=== What is asked ===
Transcribe the passage of the public records article between "The Department of Administration is" and "would be waived.", inclusive.

=== Source text ===
** start **

— This story is part of a six-topic series addressing issues of importance to Wyoming sponsored by the Wyoming Humanities Council as part of the Pulitzer Prizes Centennial Campfires Initiative, a joint venture of the Pulitzer Prizes Board and the Federation of State Humanities Councils in celebration of the 2016 centennial of the Prizes — Ed.
Open-government advocates nervously await two decisions they say could flip laws allowing free inspection of government documents and instead permit agencies to charge for access to public electronic records, including emails.
Judges and administrators are finalizing a court case and rule that will test and perhaps constrain what information John Q Public gets about his government, how he gets it and whether he has to pay for it. At issue is whether governments and agencies are keeping up with technology or using the changing world of the internet as an excuse to limit public access to their decision-making process.
“Definitely we’re worried about our public access, our freedoms and our ability to cover the news,” Wyoming Press Association president Toby Bonner said. “If it’s public information there shouldn’t be a charge for it.” Government lawyers say charges are appropriate in a world where business is increasingly conducted electronically and clerks have to fetch digital files.
In a case before the Wyoming Supreme Court, the Wyoming Tribune Eagle questions whether a Laramie County school district is allowed to charge it for accessing and reading electronic public documents — in this case emails.
At the same time, the Department of Administration and Information is finalizing a rule that would charge the public to see some state government emails and other documents. Department officials did not accept WyoFile’s request for an interview.
The Wyoming Press Association and good-government advocates point to bedrock elements of Wyoming public records law they say suggest both the school district and state administration department are off-base. Key to the open access argument is a clause in the public records law that states “Nothing in this section shall be construed as authorizing a fee to be charged as a condition of making a public record available for inspection.”
Advocates concede that administrators and bureaucrats may charge reasonable fees for copying documents — especially large numbers of them. But law prohibits an agency from charging a fee for just looking at public records, regardless of whether they are in electronic or printed form, they contend.
The Department of Administration is proposing charges of up to $40 an hour for staff time and the “actual cost of programming and computer services,” in some instances, for the public to view electronic public records. Fees for requests amounting to less than $180 would be waived.
“We would maintain that Wyoming Statute … specifically forbids such a fee,” Wyoming Press Association Director Jim Angell wrote the department in May. “We feel very strongly that charging a fee to have a member of the public simply look at a document is contrary to the intent of Wyoming’s Public Records Act.”
Charging such fees is not only illegal, it’s unwarranted, he wrote.
“We also feel it is unreasonable to ask a member of the public, whose taxes paid to generate and store a document, to pay once again to review a document he or she already owns,” Angell said.
He also is riled by a proposed up-front charge. An applicant must “pre-pay the estimated costs before the custodian produces or constructs the electronic public records or provides any copies for inspection,” the department of administration proposes.
That’s an unjustifiable roadblock, Angell said. “The idea that the person requesting documents will not be able to see the documents requested until after the fees are paid seems an unreasonable obstruction to the review of public documents,” he wrote.

** end **

Spatial layout entries:
** start **

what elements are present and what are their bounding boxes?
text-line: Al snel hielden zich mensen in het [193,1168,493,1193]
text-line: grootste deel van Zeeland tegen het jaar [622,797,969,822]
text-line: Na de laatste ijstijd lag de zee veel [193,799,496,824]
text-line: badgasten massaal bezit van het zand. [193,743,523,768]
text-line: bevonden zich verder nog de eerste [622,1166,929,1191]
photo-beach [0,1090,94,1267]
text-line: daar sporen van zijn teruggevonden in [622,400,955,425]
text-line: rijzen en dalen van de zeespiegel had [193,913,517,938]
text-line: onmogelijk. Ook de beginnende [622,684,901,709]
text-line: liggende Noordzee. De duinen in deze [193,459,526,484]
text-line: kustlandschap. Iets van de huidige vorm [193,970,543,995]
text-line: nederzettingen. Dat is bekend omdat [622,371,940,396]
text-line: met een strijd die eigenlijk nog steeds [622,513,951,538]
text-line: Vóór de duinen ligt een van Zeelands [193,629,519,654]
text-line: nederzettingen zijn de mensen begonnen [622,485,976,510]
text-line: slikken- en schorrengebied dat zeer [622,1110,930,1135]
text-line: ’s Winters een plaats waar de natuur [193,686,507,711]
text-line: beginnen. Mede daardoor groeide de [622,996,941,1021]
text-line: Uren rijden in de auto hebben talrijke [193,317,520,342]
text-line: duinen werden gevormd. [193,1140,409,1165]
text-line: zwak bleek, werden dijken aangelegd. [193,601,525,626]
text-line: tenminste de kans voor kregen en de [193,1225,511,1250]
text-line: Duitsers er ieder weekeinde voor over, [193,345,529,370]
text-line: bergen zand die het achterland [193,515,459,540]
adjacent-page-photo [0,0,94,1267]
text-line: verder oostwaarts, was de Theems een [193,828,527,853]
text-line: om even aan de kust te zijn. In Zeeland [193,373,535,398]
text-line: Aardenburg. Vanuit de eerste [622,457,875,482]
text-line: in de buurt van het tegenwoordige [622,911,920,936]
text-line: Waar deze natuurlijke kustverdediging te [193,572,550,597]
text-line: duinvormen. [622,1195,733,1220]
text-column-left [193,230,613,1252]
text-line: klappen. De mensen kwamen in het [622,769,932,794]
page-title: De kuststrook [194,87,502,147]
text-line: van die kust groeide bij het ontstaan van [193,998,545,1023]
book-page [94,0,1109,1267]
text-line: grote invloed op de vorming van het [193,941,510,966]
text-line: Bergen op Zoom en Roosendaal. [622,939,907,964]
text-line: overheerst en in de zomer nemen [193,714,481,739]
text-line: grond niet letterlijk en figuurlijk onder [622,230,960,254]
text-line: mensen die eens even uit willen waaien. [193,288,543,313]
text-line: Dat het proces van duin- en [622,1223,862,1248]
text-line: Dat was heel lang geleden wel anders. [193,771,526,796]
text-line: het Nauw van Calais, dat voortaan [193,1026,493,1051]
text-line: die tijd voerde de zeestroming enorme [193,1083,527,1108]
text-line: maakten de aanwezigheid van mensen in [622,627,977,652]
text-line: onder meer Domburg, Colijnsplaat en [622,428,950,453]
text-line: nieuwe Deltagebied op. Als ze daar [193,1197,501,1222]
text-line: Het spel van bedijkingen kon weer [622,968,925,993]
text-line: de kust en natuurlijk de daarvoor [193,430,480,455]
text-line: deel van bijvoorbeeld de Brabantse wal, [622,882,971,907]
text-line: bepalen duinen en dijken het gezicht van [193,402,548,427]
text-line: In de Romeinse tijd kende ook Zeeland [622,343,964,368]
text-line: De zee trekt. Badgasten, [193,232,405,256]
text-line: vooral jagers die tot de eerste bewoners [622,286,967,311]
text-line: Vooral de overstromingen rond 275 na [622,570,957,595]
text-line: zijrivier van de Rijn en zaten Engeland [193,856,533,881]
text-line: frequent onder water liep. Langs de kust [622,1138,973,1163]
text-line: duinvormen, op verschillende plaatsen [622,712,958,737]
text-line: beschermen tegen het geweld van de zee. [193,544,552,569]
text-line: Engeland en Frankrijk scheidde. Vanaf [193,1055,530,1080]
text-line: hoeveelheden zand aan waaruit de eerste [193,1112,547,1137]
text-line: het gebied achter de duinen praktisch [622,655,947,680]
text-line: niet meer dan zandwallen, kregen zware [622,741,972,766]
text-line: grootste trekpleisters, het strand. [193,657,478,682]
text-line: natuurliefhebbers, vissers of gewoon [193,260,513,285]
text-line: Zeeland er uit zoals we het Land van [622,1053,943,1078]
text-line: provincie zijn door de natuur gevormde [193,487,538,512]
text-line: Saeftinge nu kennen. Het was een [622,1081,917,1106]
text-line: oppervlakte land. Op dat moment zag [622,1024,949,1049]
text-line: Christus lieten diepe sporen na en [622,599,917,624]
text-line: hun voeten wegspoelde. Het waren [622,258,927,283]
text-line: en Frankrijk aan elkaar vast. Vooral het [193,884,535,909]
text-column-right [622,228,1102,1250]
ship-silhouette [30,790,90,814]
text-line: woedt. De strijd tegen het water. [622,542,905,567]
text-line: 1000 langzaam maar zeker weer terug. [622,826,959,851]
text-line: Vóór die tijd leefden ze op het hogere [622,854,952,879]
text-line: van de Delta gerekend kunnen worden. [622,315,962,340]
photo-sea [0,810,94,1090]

** end **

=== Exercise output ===
The Department of Administration is proposing charges of up to $40 an hour for staff time and the “actual cost of programming and computer services,” in some instances, for the public to view electronic public records. Fees for requests amounting to less than $180 would be waived.